> _What you have to do_: Return the lines of the items below unchanged, from the line containing "Localize all elements." up to and including the line containing "toc-entry-title: Inhalt und". Leave the pictures out of your answer.

> _Extracted records_:

------

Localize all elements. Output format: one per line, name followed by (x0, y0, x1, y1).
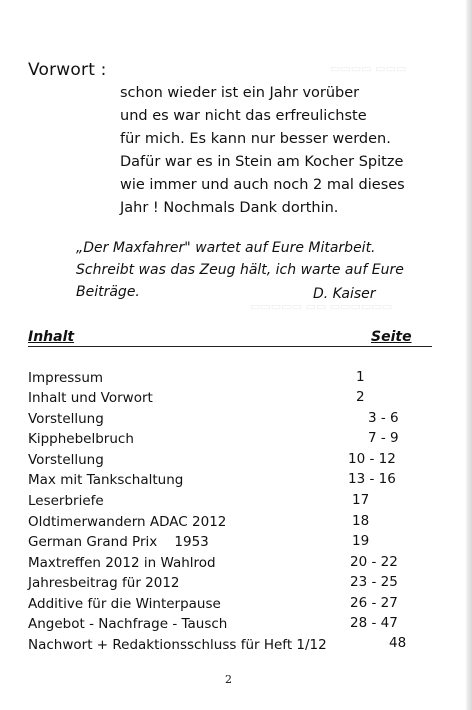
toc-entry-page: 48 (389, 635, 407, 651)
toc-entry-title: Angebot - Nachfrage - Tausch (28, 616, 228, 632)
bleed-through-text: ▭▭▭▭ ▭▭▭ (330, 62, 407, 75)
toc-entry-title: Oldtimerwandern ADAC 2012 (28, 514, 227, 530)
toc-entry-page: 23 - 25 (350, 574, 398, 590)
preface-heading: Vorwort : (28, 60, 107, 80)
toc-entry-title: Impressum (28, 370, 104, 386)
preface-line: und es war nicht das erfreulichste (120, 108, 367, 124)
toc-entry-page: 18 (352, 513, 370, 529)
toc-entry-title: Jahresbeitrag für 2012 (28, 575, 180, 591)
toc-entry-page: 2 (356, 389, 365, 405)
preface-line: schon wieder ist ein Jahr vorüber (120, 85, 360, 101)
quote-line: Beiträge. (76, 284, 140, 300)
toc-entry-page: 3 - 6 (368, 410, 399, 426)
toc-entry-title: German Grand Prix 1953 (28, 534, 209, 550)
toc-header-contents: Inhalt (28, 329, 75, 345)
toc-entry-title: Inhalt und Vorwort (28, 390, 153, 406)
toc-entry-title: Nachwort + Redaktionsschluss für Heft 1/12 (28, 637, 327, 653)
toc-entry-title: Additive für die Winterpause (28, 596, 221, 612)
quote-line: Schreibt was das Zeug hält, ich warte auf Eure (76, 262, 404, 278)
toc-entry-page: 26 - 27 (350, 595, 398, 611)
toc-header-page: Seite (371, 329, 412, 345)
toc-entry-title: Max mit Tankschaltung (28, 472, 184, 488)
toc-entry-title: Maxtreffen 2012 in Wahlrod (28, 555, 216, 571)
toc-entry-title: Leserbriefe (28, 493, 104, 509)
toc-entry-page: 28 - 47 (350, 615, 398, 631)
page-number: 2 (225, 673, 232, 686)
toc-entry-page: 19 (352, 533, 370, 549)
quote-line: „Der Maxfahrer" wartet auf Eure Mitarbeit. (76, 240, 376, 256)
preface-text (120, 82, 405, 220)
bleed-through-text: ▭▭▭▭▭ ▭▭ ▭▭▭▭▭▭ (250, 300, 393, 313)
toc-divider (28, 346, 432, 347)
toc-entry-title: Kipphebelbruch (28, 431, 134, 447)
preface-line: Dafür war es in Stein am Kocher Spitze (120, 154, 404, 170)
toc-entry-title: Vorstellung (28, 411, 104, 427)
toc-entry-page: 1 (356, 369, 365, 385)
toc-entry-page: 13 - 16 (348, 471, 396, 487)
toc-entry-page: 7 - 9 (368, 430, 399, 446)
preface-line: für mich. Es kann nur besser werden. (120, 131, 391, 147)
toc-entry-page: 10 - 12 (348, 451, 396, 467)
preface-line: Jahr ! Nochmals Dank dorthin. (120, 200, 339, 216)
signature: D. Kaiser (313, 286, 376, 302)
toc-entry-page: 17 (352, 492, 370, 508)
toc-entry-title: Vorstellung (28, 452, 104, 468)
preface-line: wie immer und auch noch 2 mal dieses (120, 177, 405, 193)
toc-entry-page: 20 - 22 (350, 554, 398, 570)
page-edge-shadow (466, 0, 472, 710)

------

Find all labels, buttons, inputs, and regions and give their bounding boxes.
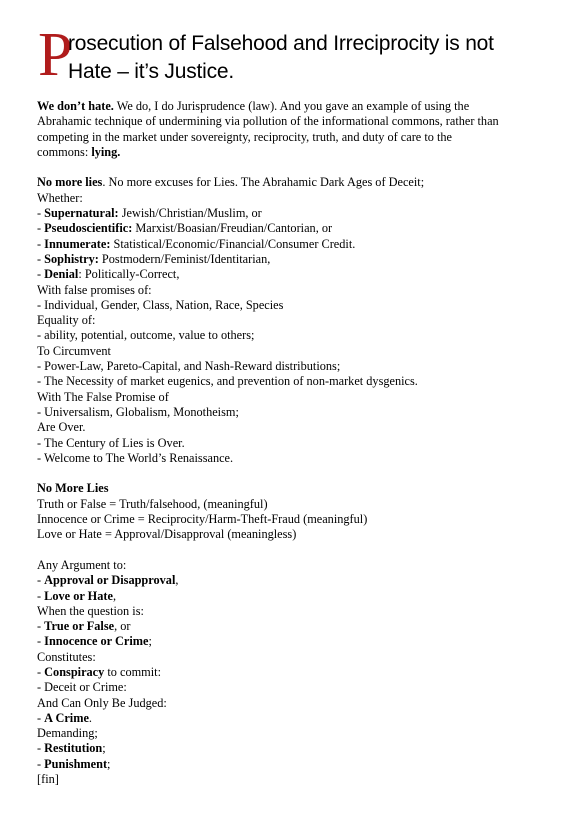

------

> _Solution to this exercise_:
Localize all elements. Output format: one per line, name followed by (x0, y0, x1, y1).
toc-entry-page: 48 (389, 635, 407, 651)
toc-entry-title: Angebot - Nachfrage - Tausch (28, 616, 228, 632)
bleed-through-text: ▭▭▭▭ ▭▭▭ (330, 62, 407, 75)
toc-entry-title: Oldtimerwandern ADAC 2012 (28, 514, 227, 530)
toc-entry-page: 23 - 25 (350, 574, 398, 590)
preface-heading: Vorwort : (28, 60, 107, 80)
toc-entry-title: Impressum (28, 370, 104, 386)
preface-line: und es war nicht das erfreulichste (120, 108, 367, 124)
toc-entry-page: 18 (352, 513, 370, 529)
toc-entry-title: Jahresbeitrag für 2012 (28, 575, 180, 591)
toc-entry-page: 2 (356, 389, 365, 405)
preface-line: schon wieder ist ein Jahr vorüber (120, 85, 360, 101)
quote-line: Beiträge. (76, 284, 140, 300)
toc-entry-page: 3 - 6 (368, 410, 399, 426)
toc-entry-title: German Grand Prix 1953 (28, 534, 209, 550)
toc-header-contents: Inhalt (28, 329, 75, 345)
toc-entry-title: Inhalt und Vorwort (28, 390, 153, 406)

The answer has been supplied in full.